## Required work
Of the lines in the listing, how many include the string "Predicted"? Write the number and nothing else.
───
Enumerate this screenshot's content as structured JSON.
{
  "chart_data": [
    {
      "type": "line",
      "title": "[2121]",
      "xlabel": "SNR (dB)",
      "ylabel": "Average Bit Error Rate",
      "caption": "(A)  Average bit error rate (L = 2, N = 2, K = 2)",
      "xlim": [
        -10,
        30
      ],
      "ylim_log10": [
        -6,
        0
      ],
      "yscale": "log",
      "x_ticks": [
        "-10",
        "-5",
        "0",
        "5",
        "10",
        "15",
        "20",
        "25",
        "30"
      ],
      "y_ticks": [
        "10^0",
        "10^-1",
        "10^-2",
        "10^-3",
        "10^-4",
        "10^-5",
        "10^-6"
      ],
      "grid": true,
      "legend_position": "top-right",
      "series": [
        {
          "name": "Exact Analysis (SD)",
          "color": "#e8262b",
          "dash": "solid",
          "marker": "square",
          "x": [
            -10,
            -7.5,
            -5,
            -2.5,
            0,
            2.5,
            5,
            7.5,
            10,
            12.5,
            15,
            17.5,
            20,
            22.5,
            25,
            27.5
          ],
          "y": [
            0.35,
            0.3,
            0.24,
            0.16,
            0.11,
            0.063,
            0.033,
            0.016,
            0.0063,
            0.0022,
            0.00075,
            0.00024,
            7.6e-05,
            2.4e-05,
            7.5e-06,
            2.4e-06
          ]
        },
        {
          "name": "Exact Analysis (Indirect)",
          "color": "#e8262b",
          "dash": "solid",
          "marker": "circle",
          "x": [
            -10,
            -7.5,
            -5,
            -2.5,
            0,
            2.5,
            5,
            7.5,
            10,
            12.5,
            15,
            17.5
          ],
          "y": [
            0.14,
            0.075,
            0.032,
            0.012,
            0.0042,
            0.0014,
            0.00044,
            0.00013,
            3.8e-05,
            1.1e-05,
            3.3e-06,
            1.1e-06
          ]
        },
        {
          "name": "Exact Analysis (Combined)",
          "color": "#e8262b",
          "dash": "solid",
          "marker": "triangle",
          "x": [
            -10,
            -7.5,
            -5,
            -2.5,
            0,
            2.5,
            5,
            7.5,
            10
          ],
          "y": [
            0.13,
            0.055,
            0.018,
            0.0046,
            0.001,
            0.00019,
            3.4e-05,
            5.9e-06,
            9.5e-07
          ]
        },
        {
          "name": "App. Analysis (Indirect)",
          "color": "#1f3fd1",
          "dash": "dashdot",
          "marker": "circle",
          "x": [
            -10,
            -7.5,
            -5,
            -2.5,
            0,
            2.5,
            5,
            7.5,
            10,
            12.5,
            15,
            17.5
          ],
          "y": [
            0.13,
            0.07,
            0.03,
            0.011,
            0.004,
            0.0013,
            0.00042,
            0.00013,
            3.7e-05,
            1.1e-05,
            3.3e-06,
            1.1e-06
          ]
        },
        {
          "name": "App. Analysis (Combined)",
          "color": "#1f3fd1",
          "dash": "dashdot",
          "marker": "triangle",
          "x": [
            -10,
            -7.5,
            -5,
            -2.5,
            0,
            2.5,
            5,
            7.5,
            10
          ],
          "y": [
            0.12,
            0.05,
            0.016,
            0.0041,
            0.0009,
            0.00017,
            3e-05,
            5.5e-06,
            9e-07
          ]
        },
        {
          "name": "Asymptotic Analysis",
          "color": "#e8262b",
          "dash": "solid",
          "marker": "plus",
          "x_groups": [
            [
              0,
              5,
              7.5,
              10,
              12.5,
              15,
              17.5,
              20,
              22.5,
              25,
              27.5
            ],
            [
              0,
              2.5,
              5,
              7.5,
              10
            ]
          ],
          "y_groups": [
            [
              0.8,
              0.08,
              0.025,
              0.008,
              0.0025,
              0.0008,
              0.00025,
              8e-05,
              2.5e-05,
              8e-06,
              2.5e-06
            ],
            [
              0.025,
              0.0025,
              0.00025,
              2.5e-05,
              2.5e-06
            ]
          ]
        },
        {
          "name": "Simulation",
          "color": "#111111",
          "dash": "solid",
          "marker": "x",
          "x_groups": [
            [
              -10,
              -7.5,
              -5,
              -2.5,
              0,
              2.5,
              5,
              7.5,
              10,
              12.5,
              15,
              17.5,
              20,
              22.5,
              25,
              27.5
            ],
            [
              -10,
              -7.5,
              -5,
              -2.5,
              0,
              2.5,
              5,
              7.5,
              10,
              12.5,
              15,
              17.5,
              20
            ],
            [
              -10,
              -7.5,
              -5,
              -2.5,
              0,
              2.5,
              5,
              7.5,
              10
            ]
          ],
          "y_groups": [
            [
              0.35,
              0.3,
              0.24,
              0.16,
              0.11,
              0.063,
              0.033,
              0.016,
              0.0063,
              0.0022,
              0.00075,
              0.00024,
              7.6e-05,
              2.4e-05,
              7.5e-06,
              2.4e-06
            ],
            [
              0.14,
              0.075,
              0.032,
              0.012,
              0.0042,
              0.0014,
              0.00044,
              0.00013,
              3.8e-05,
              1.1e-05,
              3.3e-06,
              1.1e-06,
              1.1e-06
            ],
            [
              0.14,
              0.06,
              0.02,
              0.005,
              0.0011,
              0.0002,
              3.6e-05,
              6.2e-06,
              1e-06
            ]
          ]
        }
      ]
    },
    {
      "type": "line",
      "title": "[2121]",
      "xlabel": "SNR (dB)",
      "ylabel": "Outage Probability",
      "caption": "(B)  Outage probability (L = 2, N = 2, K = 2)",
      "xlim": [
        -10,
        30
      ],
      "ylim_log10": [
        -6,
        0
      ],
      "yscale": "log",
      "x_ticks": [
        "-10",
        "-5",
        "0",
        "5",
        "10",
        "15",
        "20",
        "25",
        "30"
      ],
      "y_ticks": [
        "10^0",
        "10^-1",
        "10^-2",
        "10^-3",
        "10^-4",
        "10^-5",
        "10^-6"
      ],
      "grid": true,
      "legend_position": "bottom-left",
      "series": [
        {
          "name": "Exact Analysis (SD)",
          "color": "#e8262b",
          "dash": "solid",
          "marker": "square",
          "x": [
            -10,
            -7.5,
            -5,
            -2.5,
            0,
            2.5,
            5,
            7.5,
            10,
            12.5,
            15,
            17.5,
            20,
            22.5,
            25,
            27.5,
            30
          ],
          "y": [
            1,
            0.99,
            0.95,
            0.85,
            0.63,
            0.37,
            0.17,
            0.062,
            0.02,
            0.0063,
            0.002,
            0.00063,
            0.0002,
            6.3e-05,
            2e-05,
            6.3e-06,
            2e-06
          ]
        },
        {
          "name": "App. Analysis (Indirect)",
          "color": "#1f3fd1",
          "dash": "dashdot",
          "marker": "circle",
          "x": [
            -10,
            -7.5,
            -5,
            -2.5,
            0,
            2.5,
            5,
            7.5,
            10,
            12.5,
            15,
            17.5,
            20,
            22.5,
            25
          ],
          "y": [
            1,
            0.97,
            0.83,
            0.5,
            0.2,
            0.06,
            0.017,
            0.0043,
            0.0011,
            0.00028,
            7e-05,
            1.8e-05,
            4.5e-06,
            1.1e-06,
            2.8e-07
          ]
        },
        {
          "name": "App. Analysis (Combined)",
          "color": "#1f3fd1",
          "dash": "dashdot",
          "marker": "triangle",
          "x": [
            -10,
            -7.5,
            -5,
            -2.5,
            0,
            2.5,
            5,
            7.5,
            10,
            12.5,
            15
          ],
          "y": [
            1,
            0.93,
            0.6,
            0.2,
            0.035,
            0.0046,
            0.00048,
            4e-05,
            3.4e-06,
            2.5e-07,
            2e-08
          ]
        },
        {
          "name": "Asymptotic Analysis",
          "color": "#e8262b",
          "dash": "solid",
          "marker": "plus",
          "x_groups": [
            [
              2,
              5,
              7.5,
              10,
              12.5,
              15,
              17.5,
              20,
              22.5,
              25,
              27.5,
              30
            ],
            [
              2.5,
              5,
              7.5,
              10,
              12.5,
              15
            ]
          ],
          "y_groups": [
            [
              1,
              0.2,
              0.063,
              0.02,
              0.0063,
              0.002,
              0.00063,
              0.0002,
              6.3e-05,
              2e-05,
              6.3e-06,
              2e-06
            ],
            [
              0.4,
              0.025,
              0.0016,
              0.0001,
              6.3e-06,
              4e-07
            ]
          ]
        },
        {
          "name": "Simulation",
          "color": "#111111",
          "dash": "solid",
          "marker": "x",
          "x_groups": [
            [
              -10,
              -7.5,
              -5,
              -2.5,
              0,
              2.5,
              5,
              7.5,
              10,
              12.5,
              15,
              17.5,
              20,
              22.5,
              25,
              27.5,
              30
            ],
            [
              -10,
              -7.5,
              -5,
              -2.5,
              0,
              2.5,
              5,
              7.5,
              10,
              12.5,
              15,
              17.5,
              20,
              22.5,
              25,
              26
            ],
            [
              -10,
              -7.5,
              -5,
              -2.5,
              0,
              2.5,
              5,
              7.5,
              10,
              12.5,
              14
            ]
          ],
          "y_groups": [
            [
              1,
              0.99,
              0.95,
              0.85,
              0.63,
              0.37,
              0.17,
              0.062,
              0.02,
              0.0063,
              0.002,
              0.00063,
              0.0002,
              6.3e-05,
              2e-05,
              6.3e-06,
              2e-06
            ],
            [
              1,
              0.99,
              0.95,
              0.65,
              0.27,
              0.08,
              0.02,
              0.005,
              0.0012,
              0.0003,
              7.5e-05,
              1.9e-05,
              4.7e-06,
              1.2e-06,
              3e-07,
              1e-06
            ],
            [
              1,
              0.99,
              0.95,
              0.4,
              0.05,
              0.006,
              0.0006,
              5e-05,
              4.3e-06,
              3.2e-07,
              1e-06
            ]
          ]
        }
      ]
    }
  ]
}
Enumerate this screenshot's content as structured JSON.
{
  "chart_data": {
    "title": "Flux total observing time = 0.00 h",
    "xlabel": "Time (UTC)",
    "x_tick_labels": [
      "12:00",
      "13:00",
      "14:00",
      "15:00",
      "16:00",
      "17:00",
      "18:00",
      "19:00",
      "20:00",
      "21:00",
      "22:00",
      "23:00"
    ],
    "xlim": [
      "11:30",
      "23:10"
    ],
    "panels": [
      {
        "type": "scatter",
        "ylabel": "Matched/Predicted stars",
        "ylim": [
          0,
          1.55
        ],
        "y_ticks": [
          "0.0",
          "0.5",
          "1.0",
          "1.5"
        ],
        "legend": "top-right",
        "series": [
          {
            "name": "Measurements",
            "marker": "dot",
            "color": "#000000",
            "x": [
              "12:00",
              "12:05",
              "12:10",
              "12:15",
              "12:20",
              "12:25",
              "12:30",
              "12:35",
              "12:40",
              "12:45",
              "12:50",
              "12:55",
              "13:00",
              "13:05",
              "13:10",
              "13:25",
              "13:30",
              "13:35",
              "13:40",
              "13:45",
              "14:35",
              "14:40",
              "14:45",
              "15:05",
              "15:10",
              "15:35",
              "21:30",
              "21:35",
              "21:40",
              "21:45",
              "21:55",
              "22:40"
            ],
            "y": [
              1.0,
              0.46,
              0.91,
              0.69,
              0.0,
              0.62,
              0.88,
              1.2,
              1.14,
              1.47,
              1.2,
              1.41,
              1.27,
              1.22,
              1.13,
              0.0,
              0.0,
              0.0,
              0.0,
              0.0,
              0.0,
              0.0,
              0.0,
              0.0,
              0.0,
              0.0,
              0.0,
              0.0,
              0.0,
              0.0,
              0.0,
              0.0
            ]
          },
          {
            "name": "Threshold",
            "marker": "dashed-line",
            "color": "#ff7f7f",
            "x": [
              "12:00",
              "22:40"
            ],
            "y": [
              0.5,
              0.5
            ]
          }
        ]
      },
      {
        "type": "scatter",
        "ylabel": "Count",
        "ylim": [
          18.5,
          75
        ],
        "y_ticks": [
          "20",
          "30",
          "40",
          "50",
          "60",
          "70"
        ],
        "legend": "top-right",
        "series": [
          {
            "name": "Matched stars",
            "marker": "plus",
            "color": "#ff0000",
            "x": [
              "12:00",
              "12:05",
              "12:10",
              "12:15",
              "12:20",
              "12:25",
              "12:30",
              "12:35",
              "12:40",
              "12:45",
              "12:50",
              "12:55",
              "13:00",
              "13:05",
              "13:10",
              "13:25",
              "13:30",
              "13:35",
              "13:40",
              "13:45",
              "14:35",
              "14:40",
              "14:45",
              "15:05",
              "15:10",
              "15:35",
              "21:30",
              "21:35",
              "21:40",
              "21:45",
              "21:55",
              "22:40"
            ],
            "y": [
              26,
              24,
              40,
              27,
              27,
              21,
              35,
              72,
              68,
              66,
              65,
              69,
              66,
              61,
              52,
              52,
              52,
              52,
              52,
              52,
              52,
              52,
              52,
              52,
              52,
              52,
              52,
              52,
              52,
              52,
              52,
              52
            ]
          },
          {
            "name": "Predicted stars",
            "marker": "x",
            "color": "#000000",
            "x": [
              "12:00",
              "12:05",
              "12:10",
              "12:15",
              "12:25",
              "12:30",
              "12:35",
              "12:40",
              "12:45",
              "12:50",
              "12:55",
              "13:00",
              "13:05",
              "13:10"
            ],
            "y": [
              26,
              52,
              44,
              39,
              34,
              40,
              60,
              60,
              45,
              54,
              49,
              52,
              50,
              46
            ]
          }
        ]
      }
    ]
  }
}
───
## The completed task
2